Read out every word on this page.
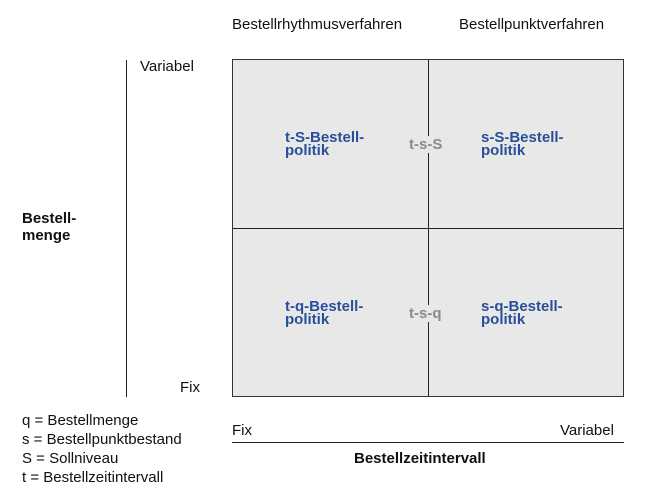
Bestellrhythmusverfahren	Bestellpunktverfahren
Variabel
Fix
Bestell-
menge
t-S-Bestell-
politik
s-S-Bestell-
politik
t-q-Bestell-
politik
s-q-Bestell-
politik
t-s-S
t-s-q
Fix	Variabel
Bestellzeitintervall
q = Bestellmenge
s = Bestellpunktbestand
S = Sollniveau
t = Bestellzeitintervall
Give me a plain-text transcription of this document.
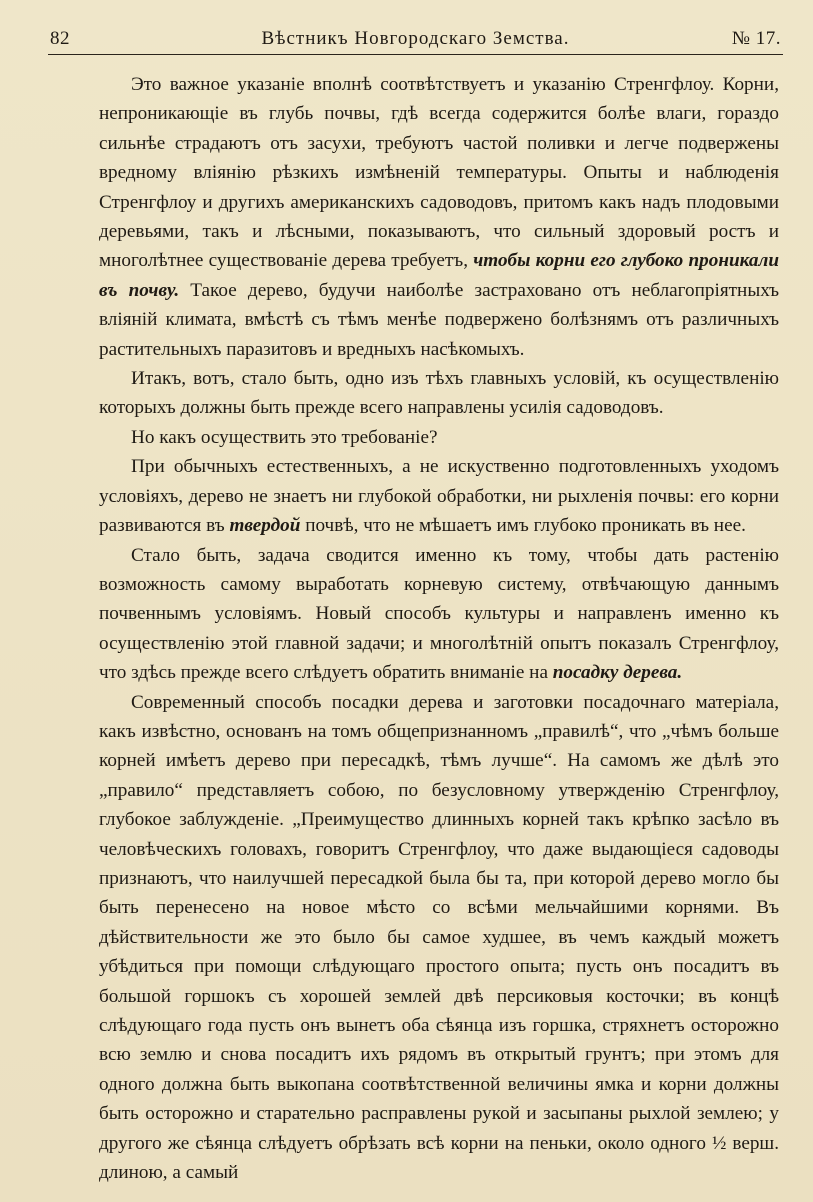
82	Вѣстникъ Новгородскаго Земства.	№ 17.

Это важное указаніе вполнѣ соотвѣтствуетъ и указанію Стренгфлоу. Корни, непроникающіе въ глубь почвы, гдѣ всегда содержится болѣе влаги, гораздо сильнѣе страдаютъ отъ засухи, требуютъ частой поливки и легче подвержены вредному вліянію рѣзкихъ измѣненій температуры. Опыты и наблюденія Стренгфлоу и другихъ американскихъ садоводовъ, притомъ какъ надъ плодовыми деревьями, такъ и лѣсными, показываютъ, что сильный здоровый ростъ и многолѣтнее существованіе дерева требуетъ, чтобы корни его глубоко проникали въ почву. Такое дерево, будучи наиболѣе застраховано отъ неблагопріятныхъ вліяній климата, вмѣстѣ съ тѣмъ менѣе подвержено болѣзнямъ отъ различныхъ растительныхъ паразитовъ и вредныхъ насѣкомыхъ.

Итакъ, вотъ, стало быть, одно изъ тѣхъ главныхъ условій, къ осуществленію которыхъ должны быть прежде всего направлены усилія садоводовъ.

Но какъ осуществить это требованіе?

При обычныхъ естественныхъ, а не искуственно подготовленныхъ уходомъ условіяхъ, дерево не знаетъ ни глубокой обработки, ни рыхленія почвы: его корни развиваются въ твердой почвѣ, что не мѣшаетъ имъ глубоко проникать въ нее.

Стало быть, задача сводится именно къ тому, чтобы дать растенію возможность самому выработать корневую систему, отвѣчающую даннымъ почвеннымъ условіямъ. Новый способъ культуры и направленъ именно къ осуществленію этой главной задачи; и многолѣтній опытъ показалъ Стренгфлоу, что здѣсь прежде всего слѣдуетъ обратить вниманіе на посадку дерева.

Современный способъ посадки дерева и заготовки посадочнаго матеріала, какъ извѣстно, основанъ на томъ общепризнанномъ „правилѣ“, что „чѣмъ больше корней имѣетъ дерево при пересадкѣ, тѣмъ лучше“. На самомъ же дѣлѣ это „правило“ представляетъ собою, по безусловному утвержденію Стренгфлоу, глубокое заблужденіе. „Преимущество длинныхъ корней такъ крѣпко засѣло въ человѣческихъ головахъ, говоритъ Стренгфлоу, что даже выдающіеся садоводы признаютъ, что наилучшей пересадкой была бы та, при которой дерево могло бы быть перенесено на новое мѣсто со всѣми мельчайшими корнями. Въ дѣйствительности же это было бы самое худшее, въ чемъ каждый можетъ убѣдиться при помощи слѣдующаго простого опыта; пусть онъ посадитъ въ большой горшокъ съ хорошей землей двѣ персиковыя косточки; въ концѣ слѣдующаго года пусть онъ вынетъ оба сѣянца изъ горшка, стряхнетъ осторожно всю землю и снова посадитъ ихъ рядомъ въ открытый грунтъ; при этомъ для одного должна быть выкопана соотвѣтственной величины ямка и корни должны быть осторожно и старательно расправлены рукой и засыпаны рыхлой землею; у другого же сѣянца слѣдуетъ обрѣзать всѣ корни на пеньки, около одного ½ верш. длиною, а самый
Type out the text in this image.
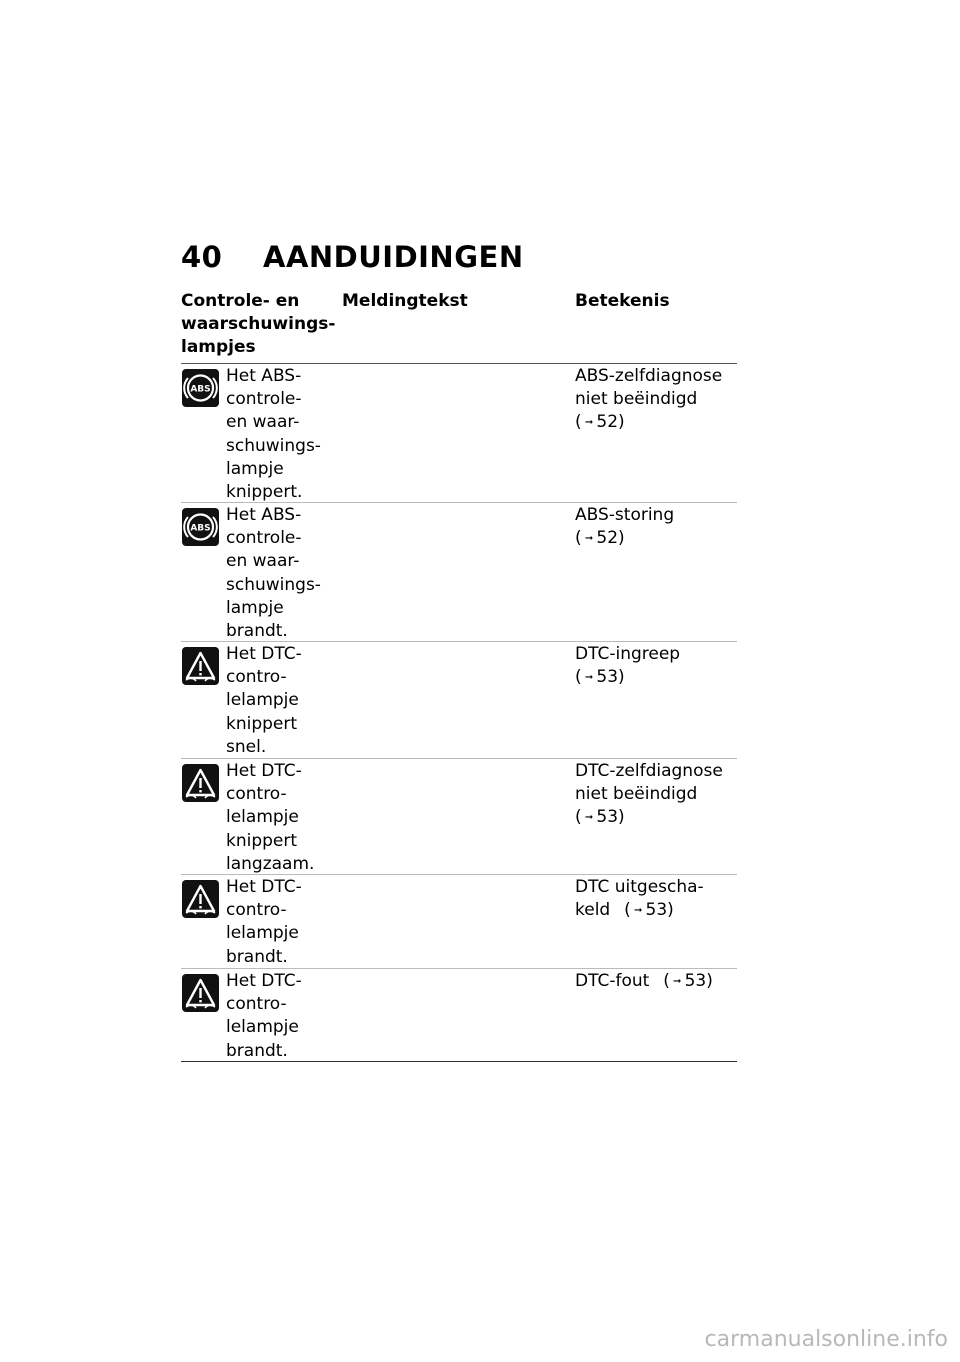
40 AANDUIDINGEN
Controle- en
waarschuwings-
lampjes
Meldingtekst	Betekenis
ABS
Het ABS-
controle-
en waar-
schuwings-
lampje
knippert.
ABS-zelfdiagnose
niet beëindigd
( ➞ 52)
ABS
Het ABS-
controle-
en waar-
schuwings-
lampje
brandt.
ABS-storing
( ➞ 52)
Het DTC-
contro-
lelampje
knippert
snel.
DTC-ingreep
( ➞ 53)
Het DTC-
contro-
lelampje
knippert
langzaam.
DTC-zelfdiagnose
niet beëindigd
( ➞ 53)
Het DTC-
contro-
lelampje
brandt.
DTC uitgescha-
keld  ( ➞ 53)
Het DTC-
contro-
lelampje
brandt.
DTC-fout  ( ➞ 53)
carmanualsonline.info
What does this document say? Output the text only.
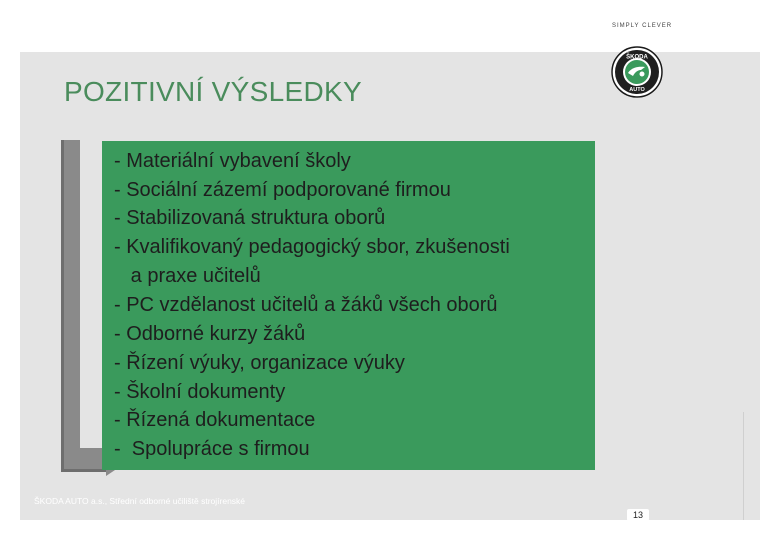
SIMPLY CLEVER
ŠKODA
AUTO
POZITIVNÍ VÝSLEDKY
- Materiální vybavení školy
- Sociální zázemí podporované firmou
- Stabilizovaná struktura oborů
- Kvalifikovaný pedagogický sbor, zkušenosti
a praxe učitelů
- PC vzdělanost učitelů a žáků všech oborů
- Odborné kurzy žáků
- Řízení výuky, organizace výuky
- Školní dokumenty
- Řízená dokumentace
-  Spolupráce s firmou
ŠKODA AUTO a.s., Střední odborné učiliště strojírenské
13
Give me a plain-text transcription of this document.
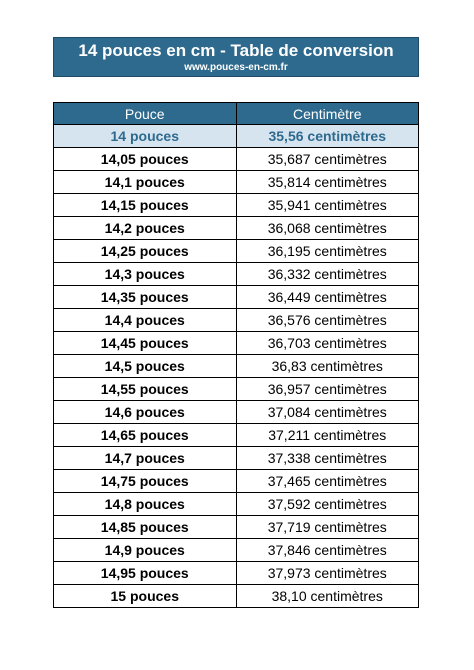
14 pouces en cm - Table de conversion
www.pouces-en-cm.fr
Pouce	Centimètre
14 pouces	35,56 centimètres
14,05 pouces	35,687 centimètres
14,1 pouces	35,814 centimètres
14,15 pouces	35,941 centimètres
14,2 pouces	36,068 centimètres
14,25 pouces	36,195 centimètres
14,3 pouces	36,332 centimètres
14,35 pouces	36,449 centimètres
14,4 pouces	36,576 centimètres
14,45 pouces	36,703 centimètres
14,5 pouces	36,83 centimètres
14,55 pouces	36,957 centimètres
14,6 pouces	37,084 centimètres
14,65 pouces	37,211 centimètres
14,7 pouces	37,338 centimètres
14,75 pouces	37,465 centimètres
14,8 pouces	37,592 centimètres
14,85 pouces	37,719 centimètres
14,9 pouces	37,846 centimètres
14,95 pouces	37,973 centimètres
15 pouces	38,10 centimètres
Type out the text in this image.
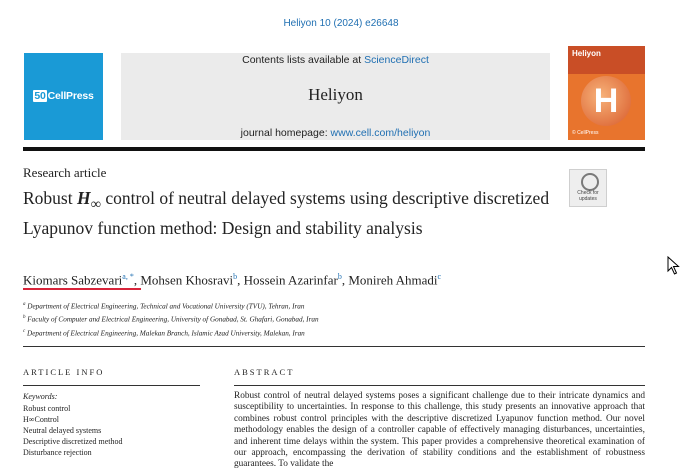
Heliyon 10 (2024) e26648
50 CellPress
Contents lists available at ScienceDirect
Heliyon
journal homepage: www.cell.com/heliyon
Heliyon
H
© CellPress
Research article
Robust $H_\infty$ control of neutral delayed systems using descriptive discretized Lyapunov function method: Design and stability analysis
Check for updates
Kiomars Sabzevari$^{a, *}$, Mohsen Khosravi$^b$, Hossein Azarinfar$^b$, Monireh Ahmadi$^c$
$^a$ Department of Electrical Engineering, Technical and Vocational University (TVU), Tehran, Iran
$^b$ Faculty of Computer and Electrical Engineering, University of Gonabad, St. Ghafari, Gonabad, Iran
$^c$ Department of Electrical Engineering, Malekan Branch, Islamic Azad University, Malekan, Iran
ARTICLE INFO	ABSTRACT
Keywords:
Robust control
H∞Control
Neutral delayed systems
Descriptive discretized method
Disturbance rejection
Robust control of neutral delayed systems poses a significant challenge due to their intricate dynamics and susceptibility to uncertainties. In response to this challenge, this study presents an innovative approach that combines robust control principles with the descriptive discretized Lyapunov function method. Our novel methodology enables the design of a controller capable of effectively managing disturbances, uncertainties, and inherent time delays within the system. This paper provides a comprehensive theoretical examination of our approach, encompassing the derivation of stability conditions and the establishment of robustness guarantees. To validate the
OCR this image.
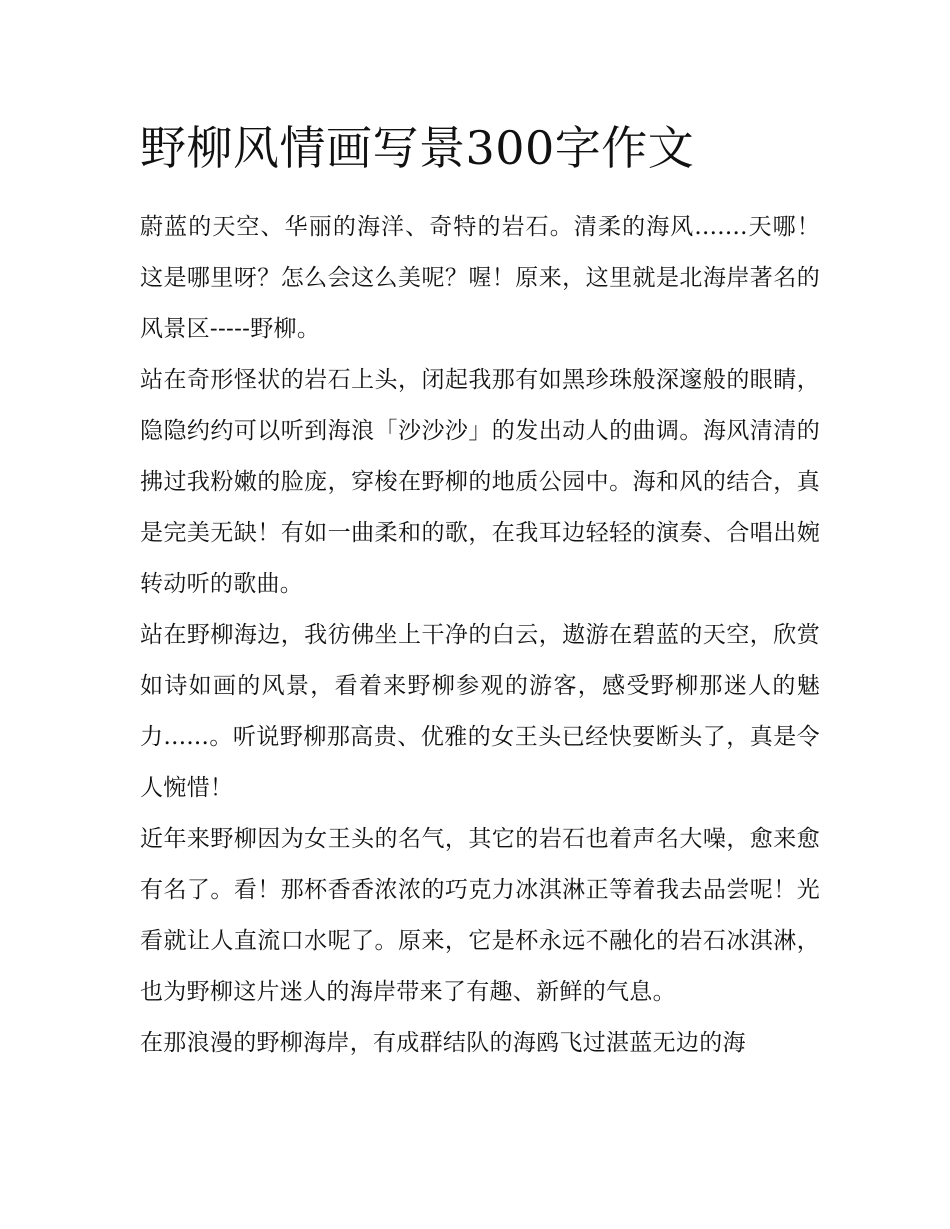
野柳风情画写景300字作文

蔚蓝的天空、华丽的海洋、奇特的岩石。清柔的海风.......天哪！这是哪里呀？怎么会这么美呢？喔！原来，这里就是北海岸著名的风景区-----野柳。

站在奇形怪状的岩石上头，闭起我那有如黑珍珠般深邃般的眼睛，隐隐约约可以听到海浪「沙沙沙」的发出动人的曲调。海风清清的拂过我粉嫩的脸庞，穿梭在野柳的地质公园中。海和风的结合，真是完美无缺！有如一曲柔和的歌，在我耳边轻轻的演奏、合唱出婉转动听的歌曲。

站在野柳海边，我彷佛坐上干净的白云，遨游在碧蓝的天空，欣赏如诗如画的风景，看着来野柳参观的游客，感受野柳那迷人的魅力......。听说野柳那高贵、优雅的女王头已经快要断头了，真是令人惋惜！

近年来野柳因为女王头的名气，其它的岩石也着声名大噪，愈来愈有名了。看！那杯香香浓浓的巧克力冰淇淋正等着我去品尝呢！光看就让人直流口水呢了。原来，它是杯永远不融化的岩石冰淇淋，也为野柳这片迷人的海岸带来了有趣、新鲜的气息。

在那浪漫的野柳海岸，有成群结队的海鸥飞过湛蓝无边的海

===============

> **WHAT THE EXERCISE ASKS**: Gather up, from the records above, each line where the word "method" appears.

> **FINAL RESULT**:
Robust $H_\infty$ control of neutral delayed systems using descriptive discretized Lyapunov function method: Design and stability analysis
Descriptive discretized method
Robust control of neutral delayed systems poses a significant challenge due to their intricate dynamics and susceptibility to uncertainties. In response to this challenge, this study presents an innovative approach that combines robust control principles with the descriptive discretized Lyapunov function method. Our novel methodology enables the design of a controller capable of effectively managing disturbances, uncertainties, and inherent time delays within the system. This paper provides a comprehensive theoretical examination of our approach, encompassing the derivation of stability conditions and the establishment of robustness guarantees. To validate the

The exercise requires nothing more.